=== GIVEN TASK ===
Your task is to reproduce the entries below word for word.

Start of PROVIDED DATA

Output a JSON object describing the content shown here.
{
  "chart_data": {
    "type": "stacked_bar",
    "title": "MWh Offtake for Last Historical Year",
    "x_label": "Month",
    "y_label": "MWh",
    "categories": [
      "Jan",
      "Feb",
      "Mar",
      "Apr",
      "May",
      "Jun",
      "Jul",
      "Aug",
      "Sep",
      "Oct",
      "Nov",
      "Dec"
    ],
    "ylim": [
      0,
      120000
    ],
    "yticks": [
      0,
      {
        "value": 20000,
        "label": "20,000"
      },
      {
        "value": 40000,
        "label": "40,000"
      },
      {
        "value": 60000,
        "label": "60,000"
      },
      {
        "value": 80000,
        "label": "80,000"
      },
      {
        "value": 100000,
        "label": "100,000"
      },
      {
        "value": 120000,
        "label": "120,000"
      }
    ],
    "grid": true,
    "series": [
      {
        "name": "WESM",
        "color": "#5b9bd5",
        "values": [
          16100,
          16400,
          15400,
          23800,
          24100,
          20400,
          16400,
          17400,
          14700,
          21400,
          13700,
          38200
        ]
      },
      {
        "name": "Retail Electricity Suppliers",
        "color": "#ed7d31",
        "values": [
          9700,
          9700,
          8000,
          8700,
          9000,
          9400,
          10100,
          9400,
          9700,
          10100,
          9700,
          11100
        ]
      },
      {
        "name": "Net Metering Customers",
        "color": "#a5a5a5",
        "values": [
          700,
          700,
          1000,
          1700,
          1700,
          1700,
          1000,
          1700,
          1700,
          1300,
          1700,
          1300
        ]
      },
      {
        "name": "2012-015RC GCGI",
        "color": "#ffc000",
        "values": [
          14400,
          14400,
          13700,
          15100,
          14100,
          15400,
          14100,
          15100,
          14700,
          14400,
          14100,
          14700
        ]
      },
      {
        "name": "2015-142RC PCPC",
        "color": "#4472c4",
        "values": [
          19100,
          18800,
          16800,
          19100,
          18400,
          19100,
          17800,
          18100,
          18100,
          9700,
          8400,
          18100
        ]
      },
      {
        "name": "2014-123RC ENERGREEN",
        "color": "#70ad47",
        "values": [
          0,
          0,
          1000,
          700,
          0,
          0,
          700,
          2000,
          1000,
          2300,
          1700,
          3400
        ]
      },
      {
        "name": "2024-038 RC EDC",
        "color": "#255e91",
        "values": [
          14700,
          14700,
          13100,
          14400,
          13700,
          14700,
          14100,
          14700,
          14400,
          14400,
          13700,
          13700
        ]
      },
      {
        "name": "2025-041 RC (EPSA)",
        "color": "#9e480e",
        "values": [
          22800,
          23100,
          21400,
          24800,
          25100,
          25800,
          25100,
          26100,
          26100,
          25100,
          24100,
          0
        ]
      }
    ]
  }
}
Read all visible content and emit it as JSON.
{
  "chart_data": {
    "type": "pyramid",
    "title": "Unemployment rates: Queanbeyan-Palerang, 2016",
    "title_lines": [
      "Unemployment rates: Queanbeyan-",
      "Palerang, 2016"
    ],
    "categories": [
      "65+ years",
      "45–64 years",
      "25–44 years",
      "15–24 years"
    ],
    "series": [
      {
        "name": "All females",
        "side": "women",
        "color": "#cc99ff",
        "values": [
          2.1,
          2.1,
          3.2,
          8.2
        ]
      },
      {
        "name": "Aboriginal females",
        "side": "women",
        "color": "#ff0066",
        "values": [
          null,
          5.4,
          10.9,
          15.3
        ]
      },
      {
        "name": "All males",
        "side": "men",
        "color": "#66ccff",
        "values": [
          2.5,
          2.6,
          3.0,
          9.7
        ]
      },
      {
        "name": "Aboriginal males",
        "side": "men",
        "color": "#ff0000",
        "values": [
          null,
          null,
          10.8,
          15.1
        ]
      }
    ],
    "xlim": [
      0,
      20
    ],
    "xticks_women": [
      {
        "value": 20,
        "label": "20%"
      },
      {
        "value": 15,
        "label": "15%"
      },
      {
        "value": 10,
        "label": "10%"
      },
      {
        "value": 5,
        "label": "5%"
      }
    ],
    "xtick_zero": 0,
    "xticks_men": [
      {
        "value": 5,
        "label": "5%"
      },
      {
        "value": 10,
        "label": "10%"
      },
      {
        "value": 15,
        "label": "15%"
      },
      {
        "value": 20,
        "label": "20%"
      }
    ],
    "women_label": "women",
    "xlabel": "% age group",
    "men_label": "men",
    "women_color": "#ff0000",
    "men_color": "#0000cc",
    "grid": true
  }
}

End of PROVIDED DATA

=== EXERCISE RESPONSE ===
Output a JSON object describing the content shown here.
{
  "chart_data": {
    "type": "stacked_bar",
    "title": "MWh Offtake for Last Historical Year",
    "x_label": "Month",
    "y_label": "MWh",
    "categories": [
      "Jan",
      "Feb",
      "Mar",
      "Apr",
      "May",
      "Jun",
      "Jul",
      "Aug",
      "Sep",
      "Oct",
      "Nov",
      "Dec"
    ],
    "ylim": [
      0,
      120000
    ],
    "yticks": [
      0,
      {
        "value": 20000,
        "label": "20,000"
      },
      {
        "value": 40000,
        "label": "40,000"
      },
      {
        "value": 60000,
        "label": "60,000"
      },
      {
        "value": 80000,
        "label": "80,000"
      },
      {
        "value": 100000,
        "label": "100,000"
      },
      {
        "value": 120000,
        "label": "120,000"
      }
    ],
    "grid": true,
    "series": [
      {
        "name": "WESM",
        "color": "#5b9bd5",
        "values": [
          16100,
          16400,
          15400,
          23800,
          24100,
          20400,
          16400,
          17400,
          14700,
          21400,
          13700,
          38200
        ]
      },
      {
        "name": "Retail Electricity Suppliers",
        "color": "#ed7d31",
        "values": [
          9700,
          9700,
          8000,
          8700,
          9000,
          9400,
          10100,
          9400,
          9700,
          10100,
          9700,
          11100
        ]
      },
      {
        "name": "Net Metering Customers",
        "color": "#a5a5a5",
        "values": [
          700,
          700,
          1000,
          1700,
          1700,
          1700,
          1000,
          1700,
          1700,
          1300,
          1700,
          1300
        ]
      },
      {
        "name": "2012-015RC GCGI",
        "color": "#ffc000",
        "values": [
          14400,
          14400,
          13700,
          15100,
          14100,
          15400,
          14100,
          15100,
          14700,
          14400,
          14100,
          14700
        ]
      },
      {
        "name": "2015-142RC PCPC",
        "color": "#4472c4",
        "values": [
          19100,
          18800,
          16800,
          19100,
          18400,
          19100,
          17800,
          18100,
          18100,
          9700,
          8400,
          18100
        ]
      },
      {
        "name": "2014-123RC ENERGREEN",
        "color": "#70ad47",
        "values": [
          0,
          0,
          1000,
          700,
          0,
          0,
          700,
          2000,
          1000,
          2300,
          1700,
          3400
        ]
      },
      {
        "name": "2024-038 RC EDC",
        "color": "#255e91",
        "values": [
          14700,
          14700,
          13100,
          14400,
          13700,
          14700,
          14100,
          14700,
          14400,
          14400,
          13700,
          13700
        ]
      },
      {
        "name": "2025-041 RC (EPSA)",
        "color": "#9e480e",
        "values": [
          22800,
          23100,
          21400,
          24800,
          25100,
          25800,
          25100,
          26100,
          26100,
          25100,
          24100,
          0
        ]
      }
    ]
  }
}
Read all visible content and emit it as JSON.
{
  "chart_data": {
    "type": "pyramid",
    "title": "Unemployment rates: Queanbeyan-Palerang, 2016",
    "title_lines": [
      "Unemployment rates: Queanbeyan-",
      "Palerang, 2016"
    ],
    "categories": [
      "65+ years",
      "45–64 years",
      "25–44 years",
      "15–24 years"
    ],
    "series": [
      {
        "name": "All females",
        "side": "women",
        "color": "#cc99ff",
        "values": [
          2.1,
          2.1,
          3.2,
          8.2
        ]
      },
      {
        "name": "Aboriginal females",
        "side": "women",
        "color": "#ff0066",
        "values": [
          null,
          5.4,
          10.9,
          15.3
        ]
      },
      {
        "name": "All males",
        "side": "men",
        "color": "#66ccff",
        "values": [
          2.5,
          2.6,
          3.0,
          9.7
        ]
      },
      {
        "name": "Aboriginal males",
        "side": "men",
        "color": "#ff0000",
        "values": [
          null,
          null,
          10.8,
          15.1
        ]
      }
    ],
    "xlim": [
      0,
      20
    ],
    "xticks_women": [
      {
        "value": 20,
        "label": "20%"
      },
      {
        "value": 15,
        "label": "15%"
      },
      {
        "value": 10,
        "label": "10%"
      },
      {
        "value": 5,
        "label": "5%"
      }
    ],
    "xtick_zero": 0,
    "xticks_men": [
      {
        "value": 5,
        "label": "5%"
      },
      {
        "value": 10,
        "label": "10%"
      },
      {
        "value": 15,
        "label": "15%"
      },
      {
        "value": 20,
        "label": "20%"
      }
    ],
    "women_label": "women",
    "xlabel": "% age group",
    "men_label": "men",
    "women_color": "#ff0000",
    "men_color": "#0000cc",
    "grid": true
  }
}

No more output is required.